▶ **What is being asked**: Are you able to retype all the records below exactly?

(Data entries)

'''

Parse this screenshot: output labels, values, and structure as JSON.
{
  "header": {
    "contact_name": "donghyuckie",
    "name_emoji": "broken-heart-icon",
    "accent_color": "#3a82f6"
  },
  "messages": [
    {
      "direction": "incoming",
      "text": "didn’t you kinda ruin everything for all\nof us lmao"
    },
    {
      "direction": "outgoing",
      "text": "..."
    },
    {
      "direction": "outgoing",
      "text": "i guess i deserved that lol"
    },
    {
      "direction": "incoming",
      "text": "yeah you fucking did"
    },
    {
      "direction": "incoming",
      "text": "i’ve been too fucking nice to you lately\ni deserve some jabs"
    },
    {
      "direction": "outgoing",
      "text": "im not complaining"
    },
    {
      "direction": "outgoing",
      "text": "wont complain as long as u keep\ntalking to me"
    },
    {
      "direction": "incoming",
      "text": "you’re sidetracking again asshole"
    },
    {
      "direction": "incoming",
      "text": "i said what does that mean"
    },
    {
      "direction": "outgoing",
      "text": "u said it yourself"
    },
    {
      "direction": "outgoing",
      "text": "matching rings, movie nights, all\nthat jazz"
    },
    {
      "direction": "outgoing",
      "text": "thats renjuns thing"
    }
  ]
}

'''

▶ **Response to this exercise**:
Parse this screenshot: output labels, values, and structure as JSON.
{
  "header": {
    "contact_name": "donghyuckie",
    "name_emoji": "broken-heart-icon",
    "accent_color": "#3a82f6"
  },
  "messages": [
    {
      "direction": "incoming",
      "text": "didn’t you kinda ruin everything for all\nof us lmao"
    },
    {
      "direction": "outgoing",
      "text": "..."
    },
    {
      "direction": "outgoing",
      "text": "i guess i deserved that lol"
    },
    {
      "direction": "incoming",
      "text": "yeah you fucking did"
    },
    {
      "direction": "incoming",
      "text": "i’ve been too fucking nice to you lately\ni deserve some jabs"
    },
    {
      "direction": "outgoing",
      "text": "im not complaining"
    },
    {
      "direction": "outgoing",
      "text": "wont complain as long as u keep\ntalking to me"
    },
    {
      "direction": "incoming",
      "text": "you’re sidetracking again asshole"
    },
    {
      "direction": "incoming",
      "text": "i said what does that mean"
    },
    {
      "direction": "outgoing",
      "text": "u said it yourself"
    },
    {
      "direction": "outgoing",
      "text": "matching rings, movie nights, all\nthat jazz"
    },
    {
      "direction": "outgoing",
      "text": "thats renjuns thing"
    }
  ]
}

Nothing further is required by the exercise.